EXTRAIT À LIRE:
========
Et il a raison de dire que le regard de Peter Stein est un peu comme celui d’un ethnologue. Cette galerie de personnages que sont  Martin, sa famille, ses amis et les domestiques, tiennent des propos qui sont souvent à la limite de l’absurde: « Onze, je n’ai pas été jusqu’à la douzaine, dit Martin en parlant de ses maîtresses ».  » Ce que j’aime en vous, ce n’est pas votre physique, il est médiocre »  dit Loïsa, ou  » J’ai fait vœu de ne plus tromper mon mari, dit-elle aussi  à Agénor, ce qui signifie pour elle qu’elle veut vivre avec son amant! Ou encore: « Ne m’appelez plus,Ferdinand, nous sommes en  froid, » dit Martin à Agénor  après avoir appris qu’il était l’amant de sa femme.  » J’étais jeune, j’étais beau et j’appartenais à l’état-major, dit enfin Agénor.
========
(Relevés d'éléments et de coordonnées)
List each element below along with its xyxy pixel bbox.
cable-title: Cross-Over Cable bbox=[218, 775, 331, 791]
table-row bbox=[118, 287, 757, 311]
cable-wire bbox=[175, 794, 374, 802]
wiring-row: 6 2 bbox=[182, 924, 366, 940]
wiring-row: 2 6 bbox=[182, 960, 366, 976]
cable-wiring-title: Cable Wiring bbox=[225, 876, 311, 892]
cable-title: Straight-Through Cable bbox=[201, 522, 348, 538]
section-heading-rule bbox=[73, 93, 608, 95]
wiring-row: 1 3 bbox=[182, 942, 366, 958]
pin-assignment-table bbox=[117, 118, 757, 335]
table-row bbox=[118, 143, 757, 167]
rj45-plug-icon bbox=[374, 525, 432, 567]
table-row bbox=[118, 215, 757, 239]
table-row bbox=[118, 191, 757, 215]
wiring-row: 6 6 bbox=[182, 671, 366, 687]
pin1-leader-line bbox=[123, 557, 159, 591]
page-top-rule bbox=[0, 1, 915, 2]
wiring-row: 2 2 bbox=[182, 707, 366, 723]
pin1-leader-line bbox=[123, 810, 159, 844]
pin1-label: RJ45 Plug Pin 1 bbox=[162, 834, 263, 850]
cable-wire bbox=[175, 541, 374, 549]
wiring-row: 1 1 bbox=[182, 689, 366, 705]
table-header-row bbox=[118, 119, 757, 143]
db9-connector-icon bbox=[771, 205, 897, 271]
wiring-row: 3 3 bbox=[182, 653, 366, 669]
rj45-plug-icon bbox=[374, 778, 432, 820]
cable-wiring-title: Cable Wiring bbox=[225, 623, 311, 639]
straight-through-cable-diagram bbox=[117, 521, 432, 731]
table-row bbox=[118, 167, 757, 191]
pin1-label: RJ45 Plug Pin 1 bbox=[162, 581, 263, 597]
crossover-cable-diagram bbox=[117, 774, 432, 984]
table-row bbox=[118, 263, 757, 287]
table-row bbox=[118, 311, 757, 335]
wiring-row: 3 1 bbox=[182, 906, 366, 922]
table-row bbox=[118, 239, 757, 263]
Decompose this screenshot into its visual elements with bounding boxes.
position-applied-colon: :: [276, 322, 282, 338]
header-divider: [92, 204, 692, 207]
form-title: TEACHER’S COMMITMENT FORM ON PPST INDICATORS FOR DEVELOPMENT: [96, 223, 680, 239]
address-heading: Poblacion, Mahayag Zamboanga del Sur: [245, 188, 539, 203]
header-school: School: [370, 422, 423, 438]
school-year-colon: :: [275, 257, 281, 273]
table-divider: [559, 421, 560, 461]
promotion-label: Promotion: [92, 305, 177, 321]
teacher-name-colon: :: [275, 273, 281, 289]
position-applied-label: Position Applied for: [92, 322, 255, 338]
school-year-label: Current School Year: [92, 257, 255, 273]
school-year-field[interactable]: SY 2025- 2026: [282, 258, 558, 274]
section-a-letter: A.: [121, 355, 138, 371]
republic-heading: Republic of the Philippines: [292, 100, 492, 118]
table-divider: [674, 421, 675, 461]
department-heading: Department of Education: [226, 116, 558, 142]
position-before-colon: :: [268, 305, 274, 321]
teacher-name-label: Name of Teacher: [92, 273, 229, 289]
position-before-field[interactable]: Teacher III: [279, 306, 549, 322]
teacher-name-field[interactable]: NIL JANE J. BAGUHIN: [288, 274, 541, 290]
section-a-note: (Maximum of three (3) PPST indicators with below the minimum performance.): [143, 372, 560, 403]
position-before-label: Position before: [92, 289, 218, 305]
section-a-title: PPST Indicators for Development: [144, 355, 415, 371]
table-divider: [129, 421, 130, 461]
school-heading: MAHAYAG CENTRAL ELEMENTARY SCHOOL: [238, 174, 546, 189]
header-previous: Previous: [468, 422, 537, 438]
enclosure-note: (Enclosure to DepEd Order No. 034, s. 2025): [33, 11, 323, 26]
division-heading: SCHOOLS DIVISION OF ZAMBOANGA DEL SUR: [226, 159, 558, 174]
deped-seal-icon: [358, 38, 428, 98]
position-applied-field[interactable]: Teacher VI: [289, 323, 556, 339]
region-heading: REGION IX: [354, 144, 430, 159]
========
À FAIRE:
[A] Dans l'extrait à lire, que signifie pour Loïsa son vœu de ne plus tromper son mari ? Répondez en une à trois phrases.
[B] Selon l'extrait à lire, combien de maîtresses Martin dit-il avoir eues ?
[C] Recopiez sans rien changer le passage de l'extrait à lire qui va de "Et il a raison" jusqu'à "dit enfin Agénor.".

CORRIGÉ:
[A] Pour Loïsa, ce vœu signifie qu'elle veut vivre avec son amant.

[B] Onze.

[C]
Et il a raison de dire que le regard de Peter Stein est un peu comme celui d’un ethnologue. Cette galerie de personnages que sont  Martin, sa famille, ses amis et les domestiques, tiennent des propos qui sont souvent à la limite de l’absurde: « Onze, je n’ai pas été jusqu’à la douzaine, dit Martin en parlant de ses maîtresses ».  » Ce que j’aime en vous, ce n’est pas votre physique, il est médiocre »  dit Loïsa, ou  » J’ai fait vœu de ne plus tromper mon mari, dit-elle aussi  à Agénor, ce qui signifie pour elle qu’elle veut vivre avec son amant! Ou encore: « Ne m’appelez plus,Ferdinand, nous sommes en  froid, » dit Martin à Agénor  après avoir appris qu’il était l’amant de sa femme.  » J’étais jeune, j’étais beau et j’appartenais à l’état-major, dit enfin Agénor.